## Begin Records for the task
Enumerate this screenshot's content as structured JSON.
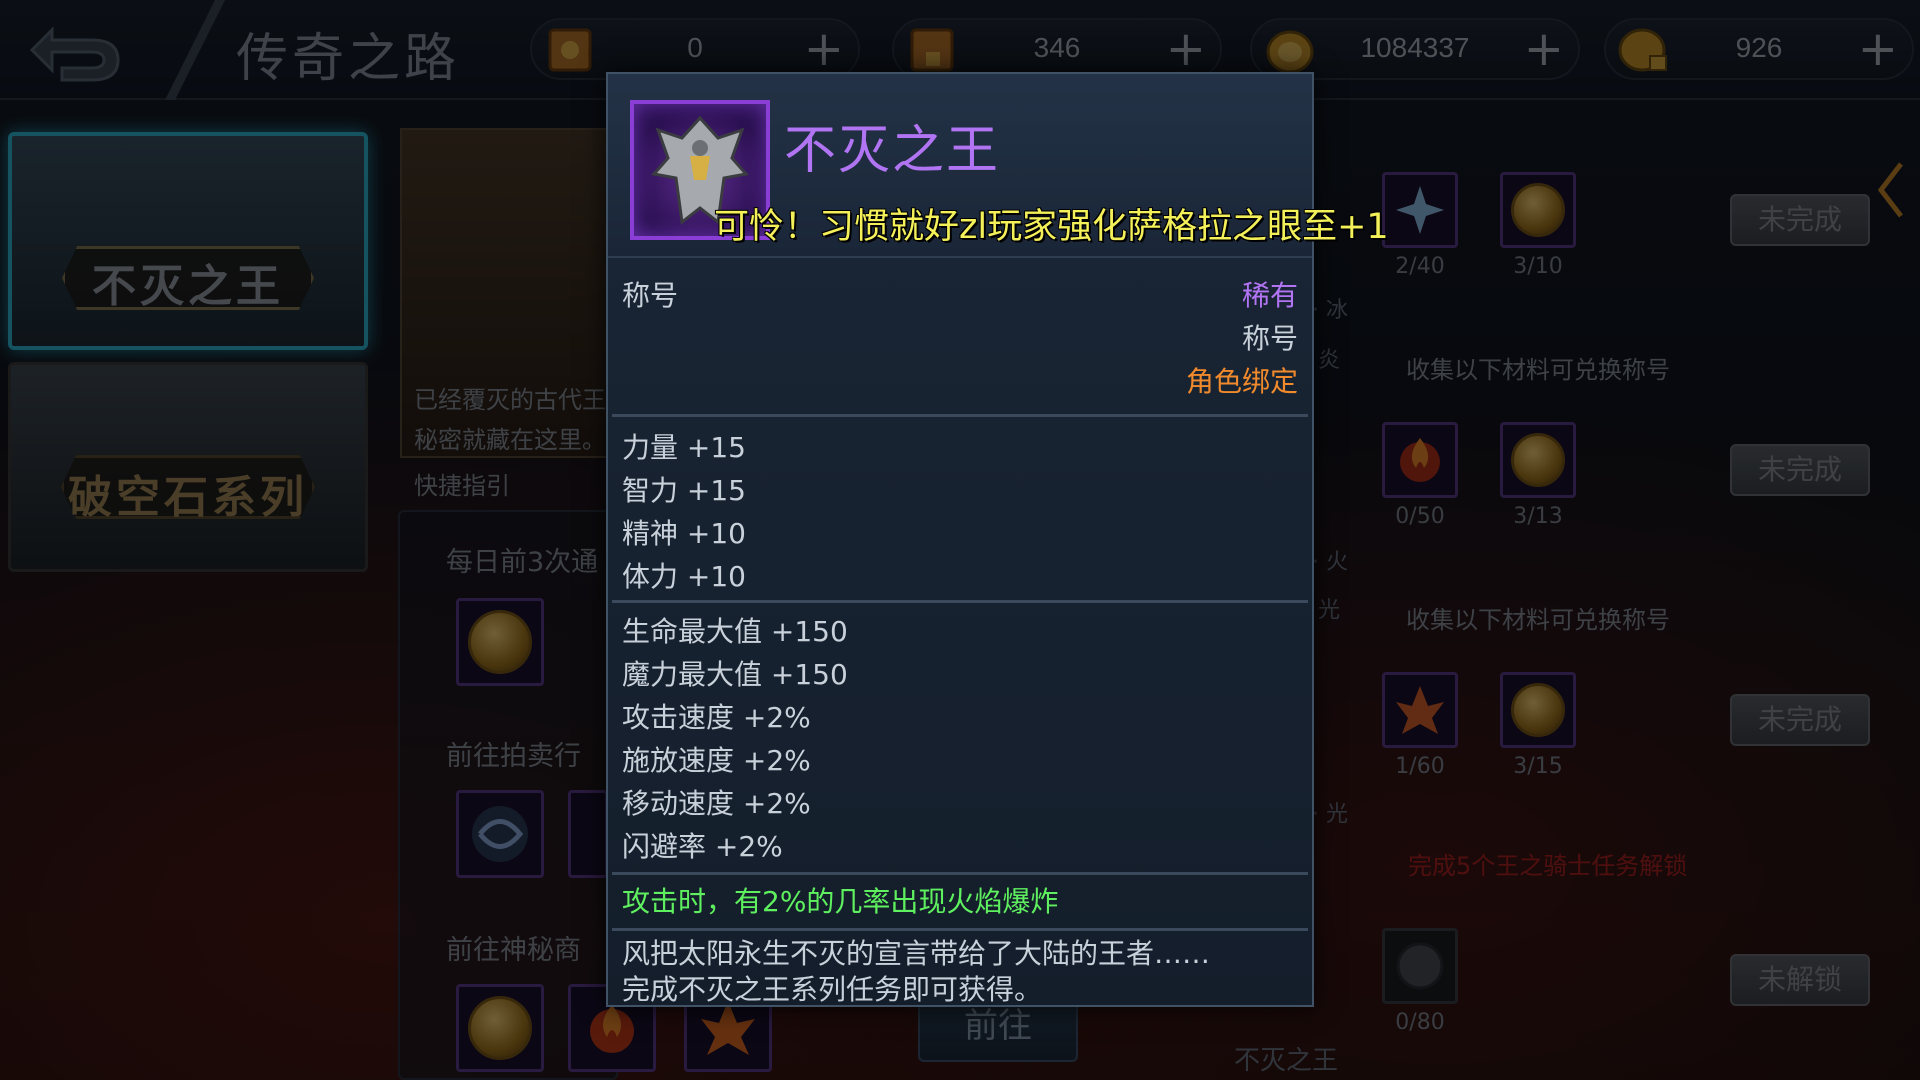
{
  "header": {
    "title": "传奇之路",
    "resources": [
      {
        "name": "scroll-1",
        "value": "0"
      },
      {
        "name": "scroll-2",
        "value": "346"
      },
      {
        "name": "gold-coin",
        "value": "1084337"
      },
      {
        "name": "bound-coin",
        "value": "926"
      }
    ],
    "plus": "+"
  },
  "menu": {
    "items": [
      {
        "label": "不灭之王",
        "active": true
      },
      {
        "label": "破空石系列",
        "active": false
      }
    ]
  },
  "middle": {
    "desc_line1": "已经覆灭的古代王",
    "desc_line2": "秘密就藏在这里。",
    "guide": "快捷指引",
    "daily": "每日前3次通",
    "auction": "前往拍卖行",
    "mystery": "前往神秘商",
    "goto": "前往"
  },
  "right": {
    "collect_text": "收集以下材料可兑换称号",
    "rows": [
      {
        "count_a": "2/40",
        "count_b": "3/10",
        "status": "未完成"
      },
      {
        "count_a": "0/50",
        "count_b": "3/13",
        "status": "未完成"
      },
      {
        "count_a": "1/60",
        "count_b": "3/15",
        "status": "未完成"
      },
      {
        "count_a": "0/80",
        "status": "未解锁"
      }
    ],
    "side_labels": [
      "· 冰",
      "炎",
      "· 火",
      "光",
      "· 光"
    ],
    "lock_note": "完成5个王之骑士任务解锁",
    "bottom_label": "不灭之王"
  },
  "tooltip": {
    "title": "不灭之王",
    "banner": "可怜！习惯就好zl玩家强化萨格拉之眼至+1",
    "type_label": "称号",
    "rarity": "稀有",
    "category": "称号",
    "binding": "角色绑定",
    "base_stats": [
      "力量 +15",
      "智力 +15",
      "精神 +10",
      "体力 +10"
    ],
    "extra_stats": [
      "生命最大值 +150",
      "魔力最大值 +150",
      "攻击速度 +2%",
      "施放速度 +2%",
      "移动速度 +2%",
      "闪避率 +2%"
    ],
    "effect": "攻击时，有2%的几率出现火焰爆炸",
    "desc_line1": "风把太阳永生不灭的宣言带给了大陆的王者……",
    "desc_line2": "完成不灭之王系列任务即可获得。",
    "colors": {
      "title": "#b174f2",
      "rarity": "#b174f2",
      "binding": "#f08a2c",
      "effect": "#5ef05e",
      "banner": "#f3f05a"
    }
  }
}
## End Records for the task
## Set exercise
Omit the pictures, then quote the rest of the material above exactly.

## Answer
Enumerate this screenshot's content as structured JSON.
{
  "header": {
    "title": "传奇之路",
    "resources": [
      {
        "name": "scroll-1",
        "value": "0"
      },
      {
        "name": "scroll-2",
        "value": "346"
      },
      {
        "name": "gold-coin",
        "value": "1084337"
      },
      {
        "name": "bound-coin",
        "value": "926"
      }
    ],
    "plus": "+"
  },
  "menu": {
    "items": [
      {
        "label": "不灭之王",
        "active": true
      },
      {
        "label": "破空石系列",
        "active": false
      }
    ]
  },
  "middle": {
    "desc_line1": "已经覆灭的古代王",
    "desc_line2": "秘密就藏在这里。",
    "guide": "快捷指引",
    "daily": "每日前3次通",
    "auction": "前往拍卖行",
    "mystery": "前往神秘商",
    "goto": "前往"
  },
  "right": {
    "collect_text": "收集以下材料可兑换称号",
    "rows": [
      {
        "count_a": "2/40",
        "count_b": "3/10",
        "status": "未完成"
      },
      {
        "count_a": "0/50",
        "count_b": "3/13",
        "status": "未完成"
      },
      {
        "count_a": "1/60",
        "count_b": "3/15",
        "status": "未完成"
      },
      {
        "count_a": "0/80",
        "status": "未解锁"
      }
    ],
    "side_labels": [
      "· 冰",
      "炎",
      "· 火",
      "光",
      "· 光"
    ],
    "lock_note": "完成5个王之骑士任务解锁",
    "bottom_label": "不灭之王"
  },
  "tooltip": {
    "title": "不灭之王",
    "banner": "可怜！习惯就好zl玩家强化萨格拉之眼至+1",
    "type_label": "称号",
    "rarity": "稀有",
    "category": "称号",
    "binding": "角色绑定",
    "base_stats": [
      "力量 +15",
      "智力 +15",
      "精神 +10",
      "体力 +10"
    ],
    "extra_stats": [
      "生命最大值 +150",
      "魔力最大值 +150",
      "攻击速度 +2%",
      "施放速度 +2%",
      "移动速度 +2%",
      "闪避率 +2%"
    ],
    "effect": "攻击时，有2%的几率出现火焰爆炸",
    "desc_line1": "风把太阳永生不灭的宣言带给了大陆的王者……",
    "desc_line2": "完成不灭之王系列任务即可获得。",
    "colors": {
      "title": "#b174f2",
      "rarity": "#b174f2",
      "binding": "#f08a2c",
      "effect": "#5ef05e",
      "banner": "#f3f05a"
    }
  }
}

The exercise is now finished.